TASK PROMPT
Report, as a bare number, how many lines contain the string "item".

(Dataset entries on figures)
***
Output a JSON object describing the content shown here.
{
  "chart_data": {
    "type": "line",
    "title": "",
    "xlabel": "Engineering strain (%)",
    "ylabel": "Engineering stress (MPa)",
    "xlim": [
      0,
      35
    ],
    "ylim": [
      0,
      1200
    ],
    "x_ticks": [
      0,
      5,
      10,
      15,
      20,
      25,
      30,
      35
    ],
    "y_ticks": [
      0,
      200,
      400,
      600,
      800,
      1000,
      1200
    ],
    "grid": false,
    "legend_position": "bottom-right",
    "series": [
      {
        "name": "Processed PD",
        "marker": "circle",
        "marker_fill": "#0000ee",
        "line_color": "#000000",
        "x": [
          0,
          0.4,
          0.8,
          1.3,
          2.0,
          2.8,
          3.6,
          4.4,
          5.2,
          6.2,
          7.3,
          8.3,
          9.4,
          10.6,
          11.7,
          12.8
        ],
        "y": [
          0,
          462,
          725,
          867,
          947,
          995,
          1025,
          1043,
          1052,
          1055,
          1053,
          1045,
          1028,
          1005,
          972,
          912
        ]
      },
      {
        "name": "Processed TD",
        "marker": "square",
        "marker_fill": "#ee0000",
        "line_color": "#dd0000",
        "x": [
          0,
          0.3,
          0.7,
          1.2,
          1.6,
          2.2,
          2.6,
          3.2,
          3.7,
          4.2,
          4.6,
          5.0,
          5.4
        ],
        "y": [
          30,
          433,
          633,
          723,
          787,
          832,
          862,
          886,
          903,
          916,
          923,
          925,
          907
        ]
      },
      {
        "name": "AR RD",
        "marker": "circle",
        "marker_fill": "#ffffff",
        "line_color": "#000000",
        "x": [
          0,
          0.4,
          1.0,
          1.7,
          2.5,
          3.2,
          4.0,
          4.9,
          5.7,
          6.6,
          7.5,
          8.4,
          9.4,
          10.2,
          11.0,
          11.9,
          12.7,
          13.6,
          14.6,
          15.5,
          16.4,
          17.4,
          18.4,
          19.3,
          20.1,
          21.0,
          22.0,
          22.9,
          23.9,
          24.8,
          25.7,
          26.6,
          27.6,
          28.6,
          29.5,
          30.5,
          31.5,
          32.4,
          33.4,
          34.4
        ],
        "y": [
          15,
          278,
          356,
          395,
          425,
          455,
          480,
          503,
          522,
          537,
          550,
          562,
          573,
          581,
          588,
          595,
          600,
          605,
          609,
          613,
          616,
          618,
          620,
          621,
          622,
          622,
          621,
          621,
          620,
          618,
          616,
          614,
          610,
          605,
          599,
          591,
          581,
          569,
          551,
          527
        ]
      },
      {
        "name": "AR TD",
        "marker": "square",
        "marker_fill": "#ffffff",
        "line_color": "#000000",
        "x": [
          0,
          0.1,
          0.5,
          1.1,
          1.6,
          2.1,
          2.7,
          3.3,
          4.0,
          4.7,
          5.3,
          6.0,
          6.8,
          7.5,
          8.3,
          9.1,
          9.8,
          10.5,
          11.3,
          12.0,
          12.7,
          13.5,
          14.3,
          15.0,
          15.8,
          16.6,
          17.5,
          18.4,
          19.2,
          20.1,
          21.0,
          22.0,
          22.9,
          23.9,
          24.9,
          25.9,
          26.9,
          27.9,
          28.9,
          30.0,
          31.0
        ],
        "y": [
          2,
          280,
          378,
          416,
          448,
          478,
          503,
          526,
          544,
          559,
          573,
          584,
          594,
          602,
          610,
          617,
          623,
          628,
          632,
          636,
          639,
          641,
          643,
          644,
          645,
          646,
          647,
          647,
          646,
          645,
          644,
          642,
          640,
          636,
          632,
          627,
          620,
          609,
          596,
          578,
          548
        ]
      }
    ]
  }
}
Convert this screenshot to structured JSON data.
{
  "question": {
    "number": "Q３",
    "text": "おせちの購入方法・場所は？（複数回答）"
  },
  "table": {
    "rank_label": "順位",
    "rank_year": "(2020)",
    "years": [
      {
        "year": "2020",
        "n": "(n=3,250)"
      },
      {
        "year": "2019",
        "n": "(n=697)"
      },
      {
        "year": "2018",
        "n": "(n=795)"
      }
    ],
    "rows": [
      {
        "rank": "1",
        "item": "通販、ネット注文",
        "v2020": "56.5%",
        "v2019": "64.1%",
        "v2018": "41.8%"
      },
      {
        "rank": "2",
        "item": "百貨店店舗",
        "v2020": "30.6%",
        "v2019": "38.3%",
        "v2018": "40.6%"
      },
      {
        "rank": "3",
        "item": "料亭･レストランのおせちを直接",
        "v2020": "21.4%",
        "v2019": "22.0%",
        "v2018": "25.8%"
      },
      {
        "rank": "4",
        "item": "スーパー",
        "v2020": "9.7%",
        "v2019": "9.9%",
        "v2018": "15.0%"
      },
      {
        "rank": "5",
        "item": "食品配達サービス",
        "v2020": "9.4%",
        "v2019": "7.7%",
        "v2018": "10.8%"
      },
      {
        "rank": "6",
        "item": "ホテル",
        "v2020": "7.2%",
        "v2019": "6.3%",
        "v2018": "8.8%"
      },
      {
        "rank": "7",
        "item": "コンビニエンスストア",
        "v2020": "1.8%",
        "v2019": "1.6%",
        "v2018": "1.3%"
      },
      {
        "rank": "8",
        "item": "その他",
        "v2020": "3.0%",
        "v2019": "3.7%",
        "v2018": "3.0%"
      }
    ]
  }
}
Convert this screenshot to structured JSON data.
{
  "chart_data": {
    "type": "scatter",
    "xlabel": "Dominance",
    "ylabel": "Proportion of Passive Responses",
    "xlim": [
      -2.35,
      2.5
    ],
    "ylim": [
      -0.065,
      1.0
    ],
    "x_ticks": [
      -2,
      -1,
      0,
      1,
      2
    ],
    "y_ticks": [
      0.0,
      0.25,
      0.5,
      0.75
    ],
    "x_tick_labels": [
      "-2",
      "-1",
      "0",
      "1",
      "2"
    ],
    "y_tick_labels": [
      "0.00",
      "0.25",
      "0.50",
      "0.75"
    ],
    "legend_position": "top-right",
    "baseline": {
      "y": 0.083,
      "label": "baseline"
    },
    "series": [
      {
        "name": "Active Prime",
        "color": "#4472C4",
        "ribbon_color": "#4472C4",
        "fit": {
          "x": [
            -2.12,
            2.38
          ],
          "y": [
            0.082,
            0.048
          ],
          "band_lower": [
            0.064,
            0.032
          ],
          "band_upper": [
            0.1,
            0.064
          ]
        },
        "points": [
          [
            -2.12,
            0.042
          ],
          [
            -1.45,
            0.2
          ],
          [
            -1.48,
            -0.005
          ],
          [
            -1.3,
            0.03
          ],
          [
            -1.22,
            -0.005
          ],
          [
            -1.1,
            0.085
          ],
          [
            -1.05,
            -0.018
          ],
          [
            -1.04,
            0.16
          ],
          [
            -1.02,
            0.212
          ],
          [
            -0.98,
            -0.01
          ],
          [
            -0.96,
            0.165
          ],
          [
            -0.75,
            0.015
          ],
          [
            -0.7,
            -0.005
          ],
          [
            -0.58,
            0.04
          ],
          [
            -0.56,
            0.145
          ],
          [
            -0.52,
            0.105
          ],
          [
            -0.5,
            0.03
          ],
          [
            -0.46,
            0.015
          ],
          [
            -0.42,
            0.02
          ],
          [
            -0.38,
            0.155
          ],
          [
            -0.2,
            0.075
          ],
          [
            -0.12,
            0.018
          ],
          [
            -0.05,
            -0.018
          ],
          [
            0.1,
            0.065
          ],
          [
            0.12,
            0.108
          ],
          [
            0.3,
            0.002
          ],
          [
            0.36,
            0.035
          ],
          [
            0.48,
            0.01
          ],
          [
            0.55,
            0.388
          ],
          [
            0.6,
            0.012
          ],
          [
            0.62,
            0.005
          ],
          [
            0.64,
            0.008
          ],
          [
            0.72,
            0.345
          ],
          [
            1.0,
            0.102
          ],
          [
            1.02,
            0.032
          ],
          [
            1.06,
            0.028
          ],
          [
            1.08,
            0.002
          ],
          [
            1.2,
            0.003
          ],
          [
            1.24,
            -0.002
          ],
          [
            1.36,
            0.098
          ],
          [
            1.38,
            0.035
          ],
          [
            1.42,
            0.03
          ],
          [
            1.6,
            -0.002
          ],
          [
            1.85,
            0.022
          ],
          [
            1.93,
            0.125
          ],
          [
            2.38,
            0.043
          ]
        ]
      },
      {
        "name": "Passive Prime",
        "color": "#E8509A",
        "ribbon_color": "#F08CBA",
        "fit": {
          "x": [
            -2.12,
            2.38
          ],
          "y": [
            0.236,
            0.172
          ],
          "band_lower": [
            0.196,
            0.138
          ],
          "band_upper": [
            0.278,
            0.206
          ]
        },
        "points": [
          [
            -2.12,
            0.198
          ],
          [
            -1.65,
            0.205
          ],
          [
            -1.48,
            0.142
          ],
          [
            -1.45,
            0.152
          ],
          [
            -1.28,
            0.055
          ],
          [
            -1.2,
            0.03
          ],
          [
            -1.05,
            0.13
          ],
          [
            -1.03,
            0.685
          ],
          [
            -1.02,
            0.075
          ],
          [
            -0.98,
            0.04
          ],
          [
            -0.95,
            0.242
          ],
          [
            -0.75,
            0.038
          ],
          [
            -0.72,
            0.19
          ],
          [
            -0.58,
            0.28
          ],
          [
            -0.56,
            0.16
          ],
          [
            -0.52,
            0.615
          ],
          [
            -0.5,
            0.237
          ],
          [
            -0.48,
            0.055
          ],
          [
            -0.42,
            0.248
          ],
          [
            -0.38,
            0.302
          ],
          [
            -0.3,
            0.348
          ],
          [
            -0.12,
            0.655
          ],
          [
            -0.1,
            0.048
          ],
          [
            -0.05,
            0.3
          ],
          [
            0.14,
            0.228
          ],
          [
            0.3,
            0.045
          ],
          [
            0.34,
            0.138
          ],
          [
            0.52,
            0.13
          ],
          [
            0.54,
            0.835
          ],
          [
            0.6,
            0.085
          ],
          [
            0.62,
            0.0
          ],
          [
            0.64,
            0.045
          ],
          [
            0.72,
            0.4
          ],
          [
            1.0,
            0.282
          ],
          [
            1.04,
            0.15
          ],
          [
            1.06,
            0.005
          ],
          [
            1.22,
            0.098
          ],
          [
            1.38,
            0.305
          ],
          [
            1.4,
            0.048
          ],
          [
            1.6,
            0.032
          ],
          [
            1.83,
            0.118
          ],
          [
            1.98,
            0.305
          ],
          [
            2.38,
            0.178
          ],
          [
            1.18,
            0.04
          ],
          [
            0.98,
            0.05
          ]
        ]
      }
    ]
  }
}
***
THE ANSWER
8